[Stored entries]
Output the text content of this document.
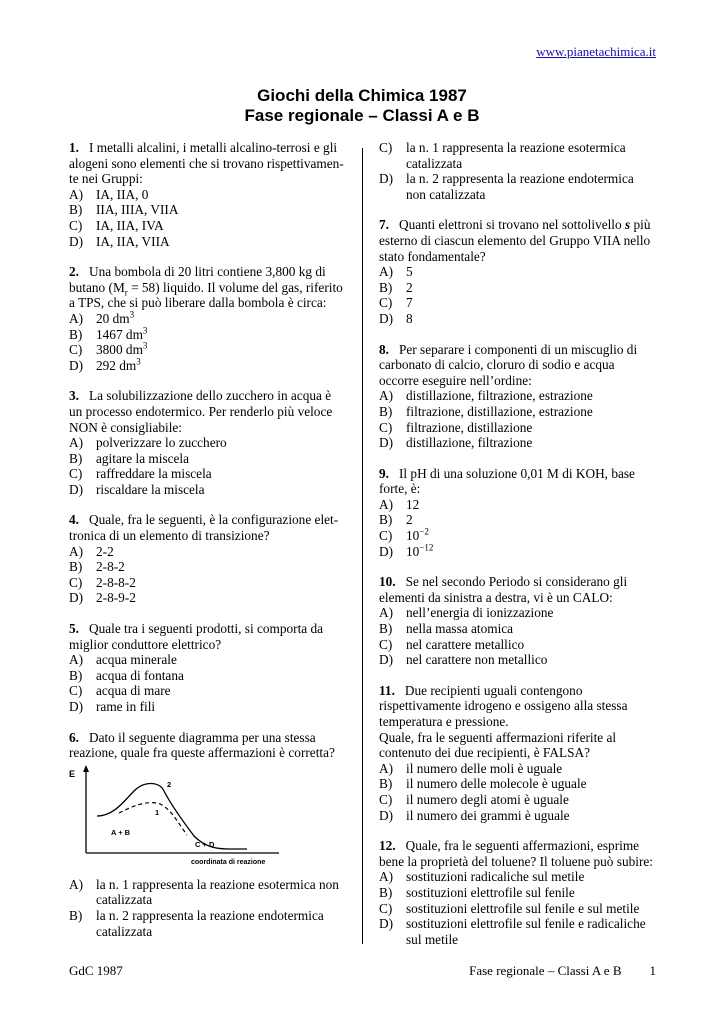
www.pianetachimica.it
Giochi della Chimica 1987
Fase regionale – Classi A e B
1. I metalli alcalini, i metalli alcalino-terrosi e gli alogeni sono elementi che si trovano rispettivamen-te nei Gruppi:
A) IA, IIA, 0
B)	IIA, IIIA, VIIA
C)	IA, IIA, IVA
D) IA, IIA, VIIA
2. Una bombola di 20 litri contiene 3,800 kg di butano $(M_r = 58)$ liquido. Il volume del gas, riferito a TPS, che si può liberare dalla bombola è circa:
A) 20 $dm^3$
B)	1467 $dm^3$
C)	3800 $dm^3$
D) 292 $dm^3$
3. La solubilizzazione dello zucchero in acqua è un processo endotermico. Per renderlo più veloce NON è consigliabile:
A) polverizzare lo zucchero
B)	agitare la miscela
C)	raffreddare la miscela
D) riscaldare la miscela
4. Quale, fra le seguenti, è la configurazione elet-tronica di un elemento di transizione?
A) 2-2
B)	2-8-2
C)	2-8-8-2
D) 2-8-9-2
5. Quale tra i seguenti prodotti, si comporta da miglior conduttore elettrico?
A) acqua minerale
B)	acqua di fontana
C)	acqua di mare
D) rame in fili
6. Dato il seguente diagramma per una stessa reazione, quale fra queste affermazioni è corretta?
E
A + B
C + D
2
1
coordinata di reazione
A) la n. 1 rappresenta la reazione esotermica non catalizzata
B)	la n. 2 rappresenta la reazione endotermica catalizzata
C)	la n. 1 rappresenta la reazione esotermica catalizzata
D) la n. 2 rappresenta la reazione endotermica non catalizzata
7. Quanti elettroni si trovano nel sottolivello s più esterno di ciascun elemento del Gruppo VIIA nello stato fondamentale?
A) 5
B)	2
C)	7
D) 8
8. Per separare i componenti di un miscuglio di carbonato di calcio, cloruro di sodio e acqua occorre eseguire nell’ordine:
A) distillazione, filtrazione, estrazione
B)	filtrazione, distillazione, estrazione
C)	filtrazione, distillazione
D) distillazione, filtrazione
9. Il pH di una soluzione 0,01 M di KOH, base forte, è:
A) 12
B)	2
C)	$10^{-2}$
D) $10^{-12}$
10. Se nel secondo Periodo si considerano gli elementi da sinistra a destra, vi è un CALO:
A) nell’energia di ionizzazione
B)	nella massa atomica
C)	nel carattere metallico
D) nel carattere non metallico
11. Due recipienti uguali contengono rispettivamente idrogeno e ossigeno alla stessa temperatura e pressione.
Quale, fra le seguenti affermazioni riferite al contenuto dei due recipienti, è FALSA?
A) il numero delle moli è uguale
B)	il numero delle molecole è uguale
C)	il numero degli atomi è uguale
D) il numero dei grammi è uguale
12. Quale, fra le seguenti affermazioni, esprime bene la proprietà del toluene? Il toluene può subire:
A) sostituzioni radicaliche sul metile
B)	sostituzioni elettrofile sul fenile
C)	sostituzioni elettrofile sul fenile e sul metile
D) sostituzioni elettrofile sul fenile e radicaliche sul metile
GdC 1987	Fase regionale – Classi A e B 1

## The exercise:
Make an exact copy of the records above, with the pictures left out.

## The solution:
Output the text content of this document.
www.pianetachimica.it
Giochi della Chimica 1987
Fase regionale – Classi A e B
1. I metalli alcalini, i metalli alcalino-terrosi e gli alogeni sono elementi che si trovano rispettivamen-te nei Gruppi:
A) IA, IIA, 0
B)	IIA, IIIA, VIIA
C)	IA, IIA, IVA
D) IA, IIA, VIIA
2. Una bombola di 20 litri contiene 3,800 kg di butano $(M_r = 58)$ liquido. Il volume del gas, riferito a TPS, che si può liberare dalla bombola è circa:
A) 20 $dm^3$
B)	1467 $dm^3$
C)	3800 $dm^3$
D) 292 $dm^3$
3. La solubilizzazione dello zucchero in acqua è un processo endotermico. Per renderlo più veloce NON è consigliabile:
A) polverizzare lo zucchero
B)	agitare la miscela
C)	raffreddare la miscela
D) riscaldare la miscela
4. Quale, fra le seguenti, è la configurazione elet-tronica di un elemento di transizione?
A) 2-2
B)	2-8-2
C)	2-8-8-2
D) 2-8-9-2
5. Quale tra i seguenti prodotti, si comporta da miglior conduttore elettrico?
A) acqua minerale
B)	acqua di fontana
C)	acqua di mare
D) rame in fili
6. Dato il seguente diagramma per una stessa reazione, quale fra queste affermazioni è corretta?
E
A + B
C + D
2
1
coordinata di reazione
A) la n. 1 rappresenta la reazione esotermica non catalizzata
B)	la n. 2 rappresenta la reazione endotermica catalizzata
C)	la n. 1 rappresenta la reazione esotermica catalizzata
D) la n. 2 rappresenta la reazione endotermica non catalizzata
7. Quanti elettroni si trovano nel sottolivello s più esterno di ciascun elemento del Gruppo VIIA nello stato fondamentale?
A) 5
B)	2
C)	7
D) 8
8. Per separare i componenti di un miscuglio di carbonato di calcio, cloruro di sodio e acqua occorre eseguire nell’ordine:
A) distillazione, filtrazione, estrazione
B)	filtrazione, distillazione, estrazione
C)	filtrazione, distillazione
D) distillazione, filtrazione
9. Il pH di una soluzione 0,01 M di KOH, base forte, è:
A) 12
B)	2
C)	$10^{-2}$
D) $10^{-12}$
10. Se nel secondo Periodo si considerano gli elementi da sinistra a destra, vi è un CALO:
A) nell’energia di ionizzazione
B)	nella massa atomica
C)	nel carattere metallico
D) nel carattere non metallico
11. Due recipienti uguali contengono rispettivamente idrogeno e ossigeno alla stessa temperatura e pressione.
Quale, fra le seguenti affermazioni riferite al contenuto dei due recipienti, è FALSA?
A) il numero delle moli è uguale
B)	il numero delle molecole è uguale
C)	il numero degli atomi è uguale
D) il numero dei grammi è uguale
12. Quale, fra le seguenti affermazioni, esprime bene la proprietà del toluene? Il toluene può subire:
A) sostituzioni radicaliche sul metile
B)	sostituzioni elettrofile sul fenile
C)	sostituzioni elettrofile sul fenile e sul metile
D) sostituzioni elettrofile sul fenile e radicaliche sul metile
GdC 1987	Fase regionale – Classi A e B 1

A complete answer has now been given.